Extracted data entries:
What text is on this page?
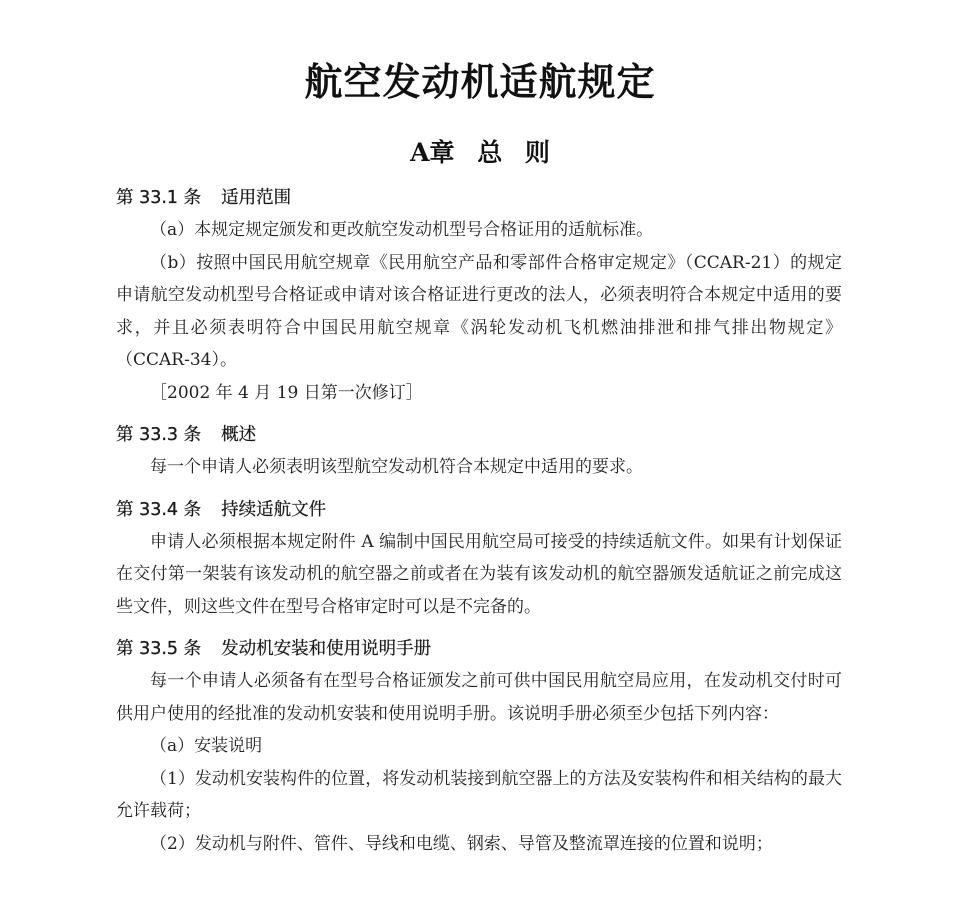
航空发动机适航规定
A章 总 则
第 33.1 条 适用范围

（a）本规定规定颁发和更改航空发动机型号合格证用的适航标准。

（b）按照中国民用航空规章《民用航空产品和零部件合格审定规定》（CCAR-21）的规定申请航空发动机型号合格证或申请对该合格证进行更改的法人，必须表明符合本规定中适用的要求，并且必须表明符合中国民用航空规章《涡轮发动机飞机燃油排泄和排气排出物规定》（CCAR-34）。

［2002 年 4 月 19 日第一次修订］

第 33.3 条 概述

每一个申请人必须表明该型航空发动机符合本规定中适用的要求。

第 33.4 条 持续适航文件

申请人必须根据本规定附件 A 编制中国民用航空局可接受的持续适航文件。如果有计划保证在交付第一架装有该发动机的航空器之前或者在为装有该发动机的航空器颁发适航证之前完成这些文件，则这些文件在型号合格审定时可以是不完备的。

第 33.5 条 发动机安装和使用说明手册

每一个申请人必须备有在型号合格证颁发之前可供中国民用航空局应用，在发动机交付时可供用户使用的经批准的发动机安装和使用说明手册。该说明手册必须至少包括下列内容：

（a）安装说明

（1）发动机安装构件的位置，将发动机装接到航空器上的方法及安装构件和相关结构的最大允许载荷；

（2）发动机与附件、管件、导线和电缆、钢索、导管及整流罩连接的位置和说明；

Task :: Return all of the data exactly as written, and drop the pictures.

Reply to the exercise ::
What text is on this page?
航空发动机适航规定
A章 总 则
第 33.1 条 适用范围

（a）本规定规定颁发和更改航空发动机型号合格证用的适航标准。

（b）按照中国民用航空规章《民用航空产品和零部件合格审定规定》（CCAR-21）的规定申请航空发动机型号合格证或申请对该合格证进行更改的法人，必须表明符合本规定中适用的要求，并且必须表明符合中国民用航空规章《涡轮发动机飞机燃油排泄和排气排出物规定》（CCAR-34）。

［2002 年 4 月 19 日第一次修订］

第 33.3 条 概述

每一个申请人必须表明该型航空发动机符合本规定中适用的要求。

第 33.4 条 持续适航文件

申请人必须根据本规定附件 A 编制中国民用航空局可接受的持续适航文件。如果有计划保证在交付第一架装有该发动机的航空器之前或者在为装有该发动机的航空器颁发适航证之前完成这些文件，则这些文件在型号合格审定时可以是不完备的。

第 33.5 条 发动机安装和使用说明手册

每一个申请人必须备有在型号合格证颁发之前可供中国民用航空局应用，在发动机交付时可供用户使用的经批准的发动机安装和使用说明手册。该说明手册必须至少包括下列内容：

（a）安装说明

（1）发动机安装构件的位置，将发动机装接到航空器上的方法及安装构件和相关结构的最大允许载荷；

（2）发动机与附件、管件、导线和电缆、钢索、导管及整流罩连接的位置和说明；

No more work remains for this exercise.